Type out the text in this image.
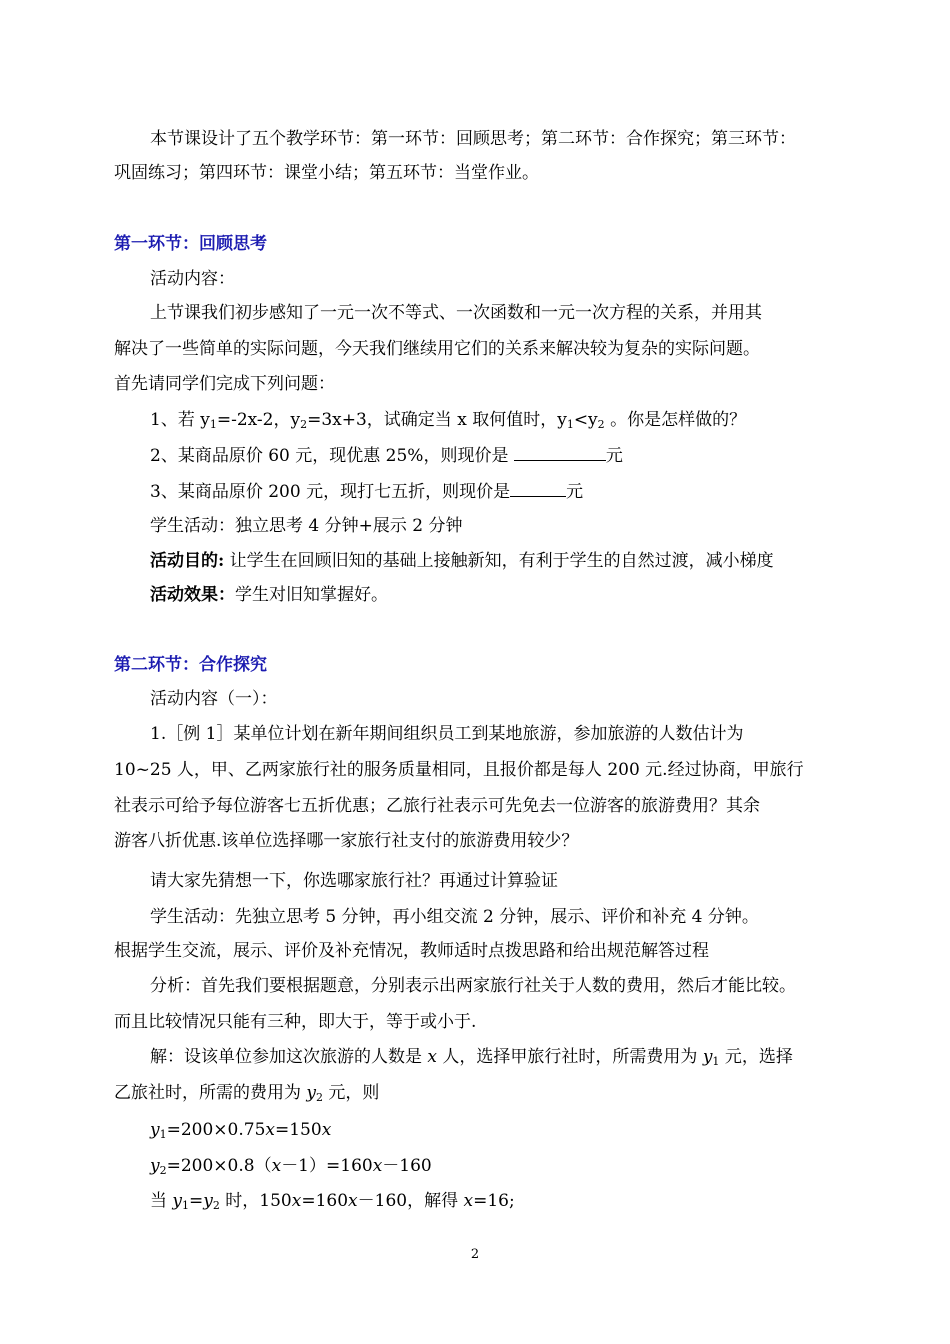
本节课设计了五个教学环节：第一环节：回顾思考；第二环节：合作探究；第三环节：
巩固练习；第四环节：课堂小结；第五环节：当堂作业。
第一环节：回顾思考
活动内容：
上节课我们初步感知了一元一次不等式、一次函数和一元一次方程的关系，并用其
解决了一些简单的实际问题，今天我们继续用它们的关系来解决较为复杂的实际问题。
首先请同学们完成下列问题：
1、若 $y_1=-2x-2$，$y_2=3x+3$，试确定当 x 取何值时，$y_1<y_2$ 。你是怎样做的？
2、某商品原价 60 元，现优惠 25%，则现价是	元
3、某商品原价 200 元，现打七五折，则现价是	元
学生活动：独立思考 4 分钟+展示 2 分钟
活动目的: 让学生在回顾旧知的基础上接触新知，有利于学生的自然过渡，减小梯度
活动效果：学生对旧知掌握好。
第二环节：合作探究
活动内容（一）：
1.［例 1］某单位计划在新年期间组织员工到某地旅游，参加旅游的人数估计为
10~25 人，甲、乙两家旅行社的服务质量相同，且报价都是每人 200 元.经过协商，甲旅行
社表示可给予每位游客七五折优惠；乙旅行社表示可先免去一位游客的旅游费用？其余
游客八折优惠.该单位选择哪一家旅行社支付的旅游费用较少？
请大家先猜想一下，你选哪家旅行社？再通过计算验证
学生活动：先独立思考 5 分钟，再小组交流 2 分钟，展示、评价和补充 4 分钟。
根据学生交流，展示、评价及补充情况，教师适时点拨思路和给出规范解答过程
分析：首先我们要根据题意，分别表示出两家旅行社关于人数的费用，然后才能比较。
而且比较情况只能有三种，即大于，等于或小于.
解：设该单位参加这次旅游的人数是 x 人，选择甲旅行社时，所需费用为 $y_1$ 元，选择
乙旅社时，所需的费用为 $y_2$ 元，则
$y_1=200\times 0.75x=150x$
$y_2=200\times 0.8(x-1)=160x-160$
当 $y_1=y_2$ 时，150x=160x－160，解得 x=16;
2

------

### Work to complete
Transcribe all entries above exactly. Drop the pictures.

### Exercise result
Type out the text in this image.
本节课设计了五个教学环节：第一环节：回顾思考；第二环节：合作探究；第三环节：
巩固练习；第四环节：课堂小结；第五环节：当堂作业。
第一环节：回顾思考
活动内容：
上节课我们初步感知了一元一次不等式、一次函数和一元一次方程的关系，并用其
解决了一些简单的实际问题，今天我们继续用它们的关系来解决较为复杂的实际问题。
首先请同学们完成下列问题：
1、若 $y_1=-2x-2$，$y_2=3x+3$，试确定当 x 取何值时，$y_1<y_2$ 。你是怎样做的？
2、某商品原价 60 元，现优惠 25%，则现价是	元
3、某商品原价 200 元，现打七五折，则现价是	元
学生活动：独立思考 4 分钟+展示 2 分钟
活动目的: 让学生在回顾旧知的基础上接触新知，有利于学生的自然过渡，减小梯度
活动效果：学生对旧知掌握好。
第二环节：合作探究
活动内容（一）：
1.［例 1］某单位计划在新年期间组织员工到某地旅游，参加旅游的人数估计为
10~25 人，甲、乙两家旅行社的服务质量相同，且报价都是每人 200 元.经过协商，甲旅行
社表示可给予每位游客七五折优惠；乙旅行社表示可先免去一位游客的旅游费用？其余
游客八折优惠.该单位选择哪一家旅行社支付的旅游费用较少？
请大家先猜想一下，你选哪家旅行社？再通过计算验证
学生活动：先独立思考 5 分钟，再小组交流 2 分钟，展示、评价和补充 4 分钟。
根据学生交流，展示、评价及补充情况，教师适时点拨思路和给出规范解答过程
分析：首先我们要根据题意，分别表示出两家旅行社关于人数的费用，然后才能比较。
而且比较情况只能有三种，即大于，等于或小于.
解：设该单位参加这次旅游的人数是 x 人，选择甲旅行社时，所需费用为 $y_1$ 元，选择
乙旅社时，所需的费用为 $y_2$ 元，则
$y_1=200\times 0.75x=150x$
$y_2=200\times 0.8(x-1)=160x-160$
当 $y_1=y_2$ 时，150x=160x－160，解得 x=16;
2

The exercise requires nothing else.